→ **Short task**
Pick out the lines below that contain the string "immigrants" and copy them all.

-=-=-=-=-

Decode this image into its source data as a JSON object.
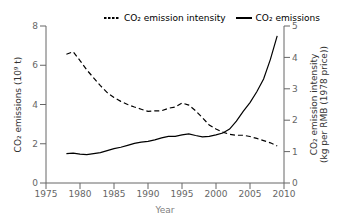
{
  "chart_data": {
    "type": "line",
    "x_label": "Year",
    "y_label": "CO₂ emissions (10⁹ t)",
    "y2_label": "CO₂ emission intensity\n(kg per RMB (1978 price))",
    "x": [
      1978,
      1979,
      1980,
      1981,
      1982,
      1983,
      1984,
      1985,
      1986,
      1987,
      1988,
      1989,
      1990,
      1991,
      1992,
      1993,
      1994,
      1995,
      1996,
      1997,
      1998,
      1999,
      2000,
      2001,
      2002,
      2003,
      2004,
      2005,
      2006,
      2007,
      2008,
      2009
    ],
    "xlim": [
      1975,
      2010
    ],
    "xticks": [
      1975,
      1980,
      1985,
      1990,
      1995,
      2000,
      2005,
      2010
    ],
    "ylim": [
      0,
      8
    ],
    "yticks": [
      0,
      2,
      4,
      6,
      8
    ],
    "y2lim": [
      0,
      5
    ],
    "y2ticks": [
      0,
      1,
      2,
      3,
      4,
      5
    ],
    "legend": "upper right",
    "series": [
      {
        "name": "CO₂ emissions",
        "color": "#000000",
        "line_style": "solid",
        "axis": "y",
        "values": [
          1.5,
          1.52,
          1.47,
          1.45,
          1.5,
          1.55,
          1.65,
          1.75,
          1.82,
          1.92,
          2.02,
          2.08,
          2.12,
          2.2,
          2.3,
          2.38,
          2.38,
          2.45,
          2.5,
          2.42,
          2.35,
          2.38,
          2.45,
          2.55,
          2.75,
          3.15,
          3.65,
          4.1,
          4.65,
          5.3,
          6.3,
          7.5
        ]
      },
      {
        "name": "CO₂ emission intensity",
        "color": "#000000",
        "line_style": "dashed",
        "axis": "y2",
        "values": [
          4.1,
          4.18,
          3.9,
          3.6,
          3.35,
          3.1,
          2.88,
          2.72,
          2.6,
          2.5,
          2.42,
          2.35,
          2.28,
          2.3,
          2.3,
          2.38,
          2.42,
          2.55,
          2.48,
          2.3,
          2.08,
          1.85,
          1.72,
          1.62,
          1.55,
          1.52,
          1.52,
          1.48,
          1.42,
          1.35,
          1.28,
          1.18
        ]
      }
    ]
  }
}
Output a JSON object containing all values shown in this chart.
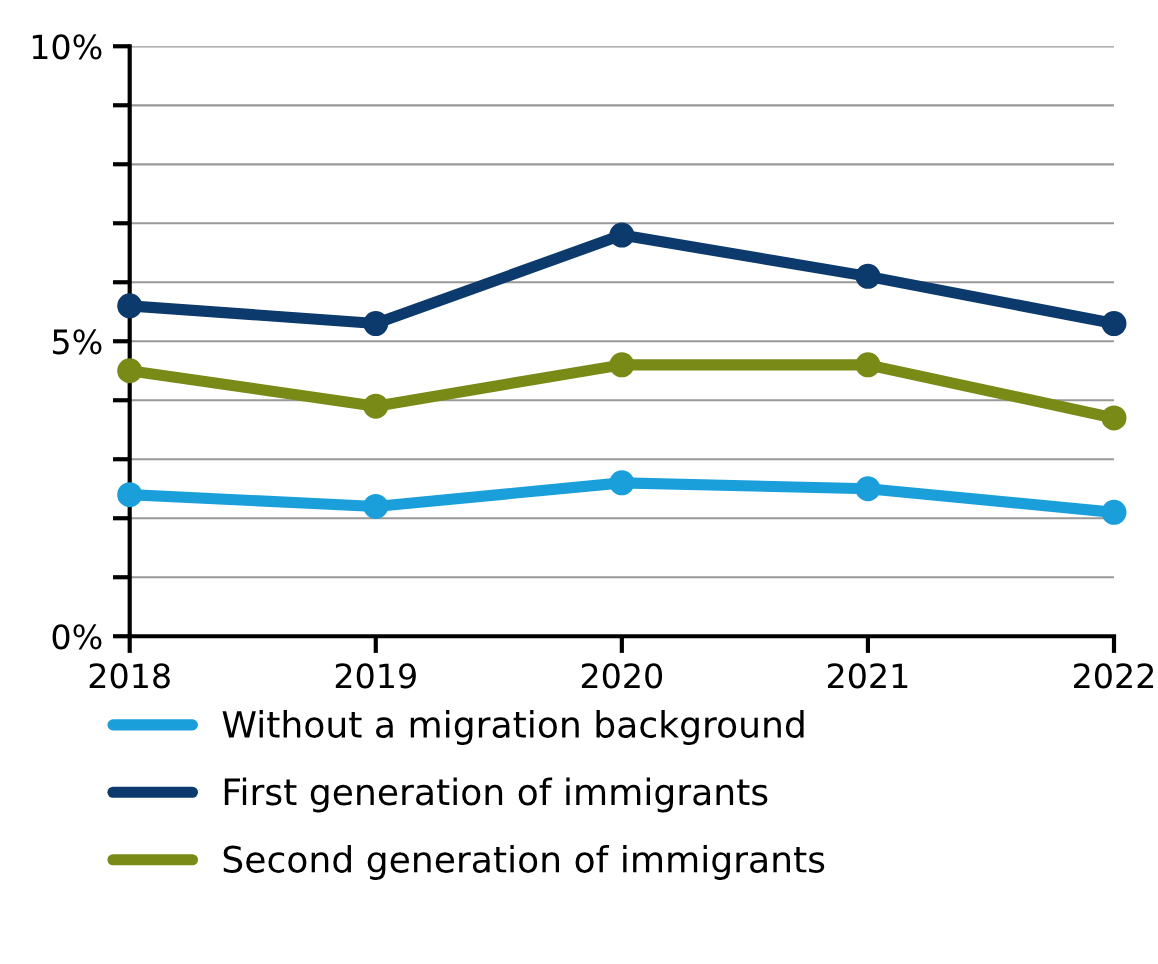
{
  "chart_data": {
    "type": "line",
    "x": [
      2018,
      2019,
      2020,
      2021,
      2022
    ],
    "xlim": [
      2018,
      2022
    ],
    "xticks": [
      2018,
      2019,
      2020,
      2021,
      2022
    ],
    "ylim": [
      0,
      10
    ],
    "yticks": [
      {
        "value": 0,
        "label": "0%"
      },
      {
        "value": 1,
        "label": null
      },
      {
        "value": 2,
        "label": null
      },
      {
        "value": 3,
        "label": null
      },
      {
        "value": 4,
        "label": null
      },
      {
        "value": 5,
        "label": "5%"
      },
      {
        "value": 6,
        "label": null
      },
      {
        "value": 7,
        "label": null
      },
      {
        "value": 8,
        "label": null
      },
      {
        "value": 9,
        "label": null
      },
      {
        "value": 10,
        "label": "10%"
      }
    ],
    "grid": "y",
    "legend": "bottom",
    "marker": "circle",
    "line_style": "solid",
    "series": [
      {
        "name": "Without a migration background",
        "color": "#1a9fdb",
        "values": [
          2.4,
          2.2,
          2.6,
          2.5,
          2.1
        ]
      },
      {
        "name": "First generation of immigrants",
        "color": "#0c3a6c",
        "values": [
          5.6,
          5.3,
          6.8,
          6.1,
          5.3
        ]
      },
      {
        "name": "Second generation of immigrants",
        "color": "#7a8a17",
        "values": [
          4.5,
          3.9,
          4.6,
          4.6,
          3.7
        ]
      }
    ]
  }
}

-=-=-=-=-

→ **Reply**
        "name": "First generation of immigrants",
        "name": "Second generation of immigrants",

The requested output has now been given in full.